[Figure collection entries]
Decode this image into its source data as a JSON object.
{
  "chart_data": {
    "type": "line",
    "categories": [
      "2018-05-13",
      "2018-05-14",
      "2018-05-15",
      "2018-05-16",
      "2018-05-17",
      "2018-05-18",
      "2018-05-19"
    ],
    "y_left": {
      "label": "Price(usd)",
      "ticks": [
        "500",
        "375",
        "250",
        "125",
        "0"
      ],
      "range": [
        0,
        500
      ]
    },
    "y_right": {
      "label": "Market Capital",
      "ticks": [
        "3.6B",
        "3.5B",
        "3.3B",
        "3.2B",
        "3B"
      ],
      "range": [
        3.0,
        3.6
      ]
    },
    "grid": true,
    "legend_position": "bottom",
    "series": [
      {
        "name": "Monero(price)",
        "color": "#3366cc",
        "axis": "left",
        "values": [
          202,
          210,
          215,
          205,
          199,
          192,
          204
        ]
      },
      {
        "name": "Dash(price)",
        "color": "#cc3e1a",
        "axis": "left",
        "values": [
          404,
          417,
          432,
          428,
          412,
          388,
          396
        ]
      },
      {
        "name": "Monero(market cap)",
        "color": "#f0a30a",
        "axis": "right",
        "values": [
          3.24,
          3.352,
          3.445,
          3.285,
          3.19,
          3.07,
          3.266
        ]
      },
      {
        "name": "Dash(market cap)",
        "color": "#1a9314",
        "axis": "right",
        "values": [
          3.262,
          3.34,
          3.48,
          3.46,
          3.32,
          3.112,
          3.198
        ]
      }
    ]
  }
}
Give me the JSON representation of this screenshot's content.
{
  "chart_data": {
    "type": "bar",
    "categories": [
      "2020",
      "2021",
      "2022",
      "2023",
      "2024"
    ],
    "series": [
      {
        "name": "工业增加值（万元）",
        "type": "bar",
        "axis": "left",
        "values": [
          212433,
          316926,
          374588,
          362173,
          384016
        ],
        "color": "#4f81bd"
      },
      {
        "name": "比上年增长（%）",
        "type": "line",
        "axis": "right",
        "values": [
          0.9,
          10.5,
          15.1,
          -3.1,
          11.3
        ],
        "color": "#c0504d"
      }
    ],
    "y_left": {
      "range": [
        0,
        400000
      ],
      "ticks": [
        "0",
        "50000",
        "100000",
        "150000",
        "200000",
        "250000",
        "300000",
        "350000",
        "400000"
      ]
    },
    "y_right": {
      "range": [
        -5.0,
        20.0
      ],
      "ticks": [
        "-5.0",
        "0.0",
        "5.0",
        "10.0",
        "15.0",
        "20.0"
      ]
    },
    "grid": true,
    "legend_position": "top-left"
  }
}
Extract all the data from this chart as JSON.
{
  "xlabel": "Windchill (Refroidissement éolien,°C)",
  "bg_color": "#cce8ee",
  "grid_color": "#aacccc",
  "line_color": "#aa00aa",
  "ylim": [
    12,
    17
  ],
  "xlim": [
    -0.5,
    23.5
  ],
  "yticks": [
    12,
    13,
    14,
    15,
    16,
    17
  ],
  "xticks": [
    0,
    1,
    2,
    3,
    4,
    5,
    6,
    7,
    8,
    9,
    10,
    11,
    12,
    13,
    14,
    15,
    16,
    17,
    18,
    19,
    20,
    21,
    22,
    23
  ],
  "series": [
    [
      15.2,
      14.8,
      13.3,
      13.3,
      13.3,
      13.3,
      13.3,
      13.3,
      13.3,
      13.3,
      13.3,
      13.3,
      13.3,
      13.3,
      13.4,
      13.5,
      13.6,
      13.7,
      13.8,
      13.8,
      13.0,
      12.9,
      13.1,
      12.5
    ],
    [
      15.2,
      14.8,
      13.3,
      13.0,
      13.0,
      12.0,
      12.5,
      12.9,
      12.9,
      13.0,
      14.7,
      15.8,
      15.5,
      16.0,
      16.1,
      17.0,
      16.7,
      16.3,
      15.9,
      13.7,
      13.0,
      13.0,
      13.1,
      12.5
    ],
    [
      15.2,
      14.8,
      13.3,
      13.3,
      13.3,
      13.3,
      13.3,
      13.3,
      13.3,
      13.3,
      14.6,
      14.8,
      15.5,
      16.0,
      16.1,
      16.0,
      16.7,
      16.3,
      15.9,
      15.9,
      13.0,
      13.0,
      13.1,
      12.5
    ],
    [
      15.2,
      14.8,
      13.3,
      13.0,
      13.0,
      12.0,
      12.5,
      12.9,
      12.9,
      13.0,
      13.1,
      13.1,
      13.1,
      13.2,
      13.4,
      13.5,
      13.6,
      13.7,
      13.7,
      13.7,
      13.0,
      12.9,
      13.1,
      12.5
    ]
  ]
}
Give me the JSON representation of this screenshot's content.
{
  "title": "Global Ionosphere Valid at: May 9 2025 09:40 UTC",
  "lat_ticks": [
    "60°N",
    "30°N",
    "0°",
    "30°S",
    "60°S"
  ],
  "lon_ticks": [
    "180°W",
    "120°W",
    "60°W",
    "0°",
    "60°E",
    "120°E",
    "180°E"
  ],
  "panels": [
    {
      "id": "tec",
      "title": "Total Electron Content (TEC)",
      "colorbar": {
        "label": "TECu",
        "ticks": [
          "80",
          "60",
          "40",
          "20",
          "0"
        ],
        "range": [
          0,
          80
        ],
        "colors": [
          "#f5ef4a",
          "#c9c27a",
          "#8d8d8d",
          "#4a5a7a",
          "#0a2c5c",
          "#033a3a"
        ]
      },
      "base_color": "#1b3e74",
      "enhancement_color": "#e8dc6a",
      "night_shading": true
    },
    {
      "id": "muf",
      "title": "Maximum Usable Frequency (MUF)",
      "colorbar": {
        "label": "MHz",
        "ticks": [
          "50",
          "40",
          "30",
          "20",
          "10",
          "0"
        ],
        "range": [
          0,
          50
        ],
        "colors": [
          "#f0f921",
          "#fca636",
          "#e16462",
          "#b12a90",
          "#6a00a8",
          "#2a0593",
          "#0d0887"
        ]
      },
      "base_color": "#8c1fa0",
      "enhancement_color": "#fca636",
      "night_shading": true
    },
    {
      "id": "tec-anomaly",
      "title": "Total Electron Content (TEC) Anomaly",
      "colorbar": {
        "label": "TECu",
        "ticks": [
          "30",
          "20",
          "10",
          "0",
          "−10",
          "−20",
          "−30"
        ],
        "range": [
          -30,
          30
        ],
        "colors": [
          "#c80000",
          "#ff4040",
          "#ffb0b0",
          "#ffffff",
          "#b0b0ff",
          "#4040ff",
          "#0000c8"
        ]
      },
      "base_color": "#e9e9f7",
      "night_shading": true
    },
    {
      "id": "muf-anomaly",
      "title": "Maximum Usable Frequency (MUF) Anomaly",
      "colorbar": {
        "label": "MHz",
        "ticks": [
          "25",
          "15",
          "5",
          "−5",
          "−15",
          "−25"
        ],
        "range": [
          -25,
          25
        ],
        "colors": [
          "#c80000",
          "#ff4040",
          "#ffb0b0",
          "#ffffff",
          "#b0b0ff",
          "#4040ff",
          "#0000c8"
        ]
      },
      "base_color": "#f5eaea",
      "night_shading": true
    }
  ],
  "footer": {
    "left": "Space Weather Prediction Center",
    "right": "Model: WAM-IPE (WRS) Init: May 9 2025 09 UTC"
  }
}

* [Instructions for the task]: From the listing above, copy every line that holds the string "title".

* [Task solution]:
  "title": "Global Ionosphere Valid at: May 9 2025 09:40 UTC",
      "title": "Total Electron Content (TEC)",
      "title": "Maximum Usable Frequency (MUF)",
      "title": "Total Electron Content (TEC) Anomaly",
      "title": "Maximum Usable Frequency (MUF) Anomaly",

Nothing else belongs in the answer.